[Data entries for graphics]
· · · · ·
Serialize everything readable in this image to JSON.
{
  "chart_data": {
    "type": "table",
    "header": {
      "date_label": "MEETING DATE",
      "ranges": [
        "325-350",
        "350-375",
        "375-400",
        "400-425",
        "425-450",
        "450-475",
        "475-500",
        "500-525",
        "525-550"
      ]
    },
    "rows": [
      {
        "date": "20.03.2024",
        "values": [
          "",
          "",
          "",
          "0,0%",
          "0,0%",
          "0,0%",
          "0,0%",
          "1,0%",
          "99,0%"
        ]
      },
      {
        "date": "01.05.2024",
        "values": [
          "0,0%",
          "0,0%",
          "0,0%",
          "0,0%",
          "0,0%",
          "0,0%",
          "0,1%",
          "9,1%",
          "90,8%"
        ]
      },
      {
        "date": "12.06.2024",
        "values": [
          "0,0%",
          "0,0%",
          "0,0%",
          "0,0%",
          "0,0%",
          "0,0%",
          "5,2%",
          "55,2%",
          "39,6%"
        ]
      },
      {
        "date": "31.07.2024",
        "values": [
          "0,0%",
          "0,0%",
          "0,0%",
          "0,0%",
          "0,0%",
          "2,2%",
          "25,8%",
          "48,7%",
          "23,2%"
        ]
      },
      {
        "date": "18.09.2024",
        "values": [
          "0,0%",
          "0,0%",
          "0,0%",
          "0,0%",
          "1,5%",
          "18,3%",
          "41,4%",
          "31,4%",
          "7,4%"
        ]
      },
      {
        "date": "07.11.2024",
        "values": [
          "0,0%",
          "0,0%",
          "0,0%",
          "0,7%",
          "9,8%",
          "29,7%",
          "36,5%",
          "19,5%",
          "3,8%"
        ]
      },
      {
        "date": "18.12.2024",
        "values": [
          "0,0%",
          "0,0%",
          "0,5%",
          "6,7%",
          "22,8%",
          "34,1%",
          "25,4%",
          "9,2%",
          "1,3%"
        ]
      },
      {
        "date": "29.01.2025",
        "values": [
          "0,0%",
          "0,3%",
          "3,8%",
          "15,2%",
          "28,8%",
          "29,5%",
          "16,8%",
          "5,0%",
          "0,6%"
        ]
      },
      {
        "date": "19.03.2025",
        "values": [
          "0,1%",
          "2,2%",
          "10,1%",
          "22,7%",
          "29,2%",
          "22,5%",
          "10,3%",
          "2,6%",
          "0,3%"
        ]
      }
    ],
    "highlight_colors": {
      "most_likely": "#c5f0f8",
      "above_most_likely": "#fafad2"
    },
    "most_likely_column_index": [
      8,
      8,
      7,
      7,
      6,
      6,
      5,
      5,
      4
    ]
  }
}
· · · · ·
Given request: Copy out each record exactly as given, omitting none.

Result of this task:
Serialize everything readable in this image to JSON.
{
  "chart_data": {
    "type": "table",
    "header": {
      "date_label": "MEETING DATE",
      "ranges": [
        "325-350",
        "350-375",
        "375-400",
        "400-425",
        "425-450",
        "450-475",
        "475-500",
        "500-525",
        "525-550"
      ]
    },
    "rows": [
      {
        "date": "20.03.2024",
        "values": [
          "",
          "",
          "",
          "0,0%",
          "0,0%",
          "0,0%",
          "0,0%",
          "1,0%",
          "99,0%"
        ]
      },
      {
        "date": "01.05.2024",
        "values": [
          "0,0%",
          "0,0%",
          "0,0%",
          "0,0%",
          "0,0%",
          "0,0%",
          "0,1%",
          "9,1%",
          "90,8%"
        ]
      },
      {
        "date": "12.06.2024",
        "values": [
          "0,0%",
          "0,0%",
          "0,0%",
          "0,0%",
          "0,0%",
          "0,0%",
          "5,2%",
          "55,2%",
          "39,6%"
        ]
      },
      {
        "date": "31.07.2024",
        "values": [
          "0,0%",
          "0,0%",
          "0,0%",
          "0,0%",
          "0,0%",
          "2,2%",
          "25,8%",
          "48,7%",
          "23,2%"
        ]
      },
      {
        "date": "18.09.2024",
        "values": [
          "0,0%",
          "0,0%",
          "0,0%",
          "0,0%",
          "1,5%",
          "18,3%",
          "41,4%",
          "31,4%",
          "7,4%"
        ]
      },
      {
        "date": "07.11.2024",
        "values": [
          "0,0%",
          "0,0%",
          "0,0%",
          "0,7%",
          "9,8%",
          "29,7%",
          "36,5%",
          "19,5%",
          "3,8%"
        ]
      },
      {
        "date": "18.12.2024",
        "values": [
          "0,0%",
          "0,0%",
          "0,5%",
          "6,7%",
          "22,8%",
          "34,1%",
          "25,4%",
          "9,2%",
          "1,3%"
        ]
      },
      {
        "date": "29.01.2025",
        "values": [
          "0,0%",
          "0,3%",
          "3,8%",
          "15,2%",
          "28,8%",
          "29,5%",
          "16,8%",
          "5,0%",
          "0,6%"
        ]
      },
      {
        "date": "19.03.2025",
        "values": [
          "0,1%",
          "2,2%",
          "10,1%",
          "22,7%",
          "29,2%",
          "22,5%",
          "10,3%",
          "2,6%",
          "0,3%"
        ]
      }
    ],
    "highlight_colors": {
      "most_likely": "#c5f0f8",
      "above_most_likely": "#fafad2"
    },
    "most_likely_column_index": [
      8,
      8,
      7,
      7,
      6,
      6,
      5,
      5,
      4
    ]
  }
}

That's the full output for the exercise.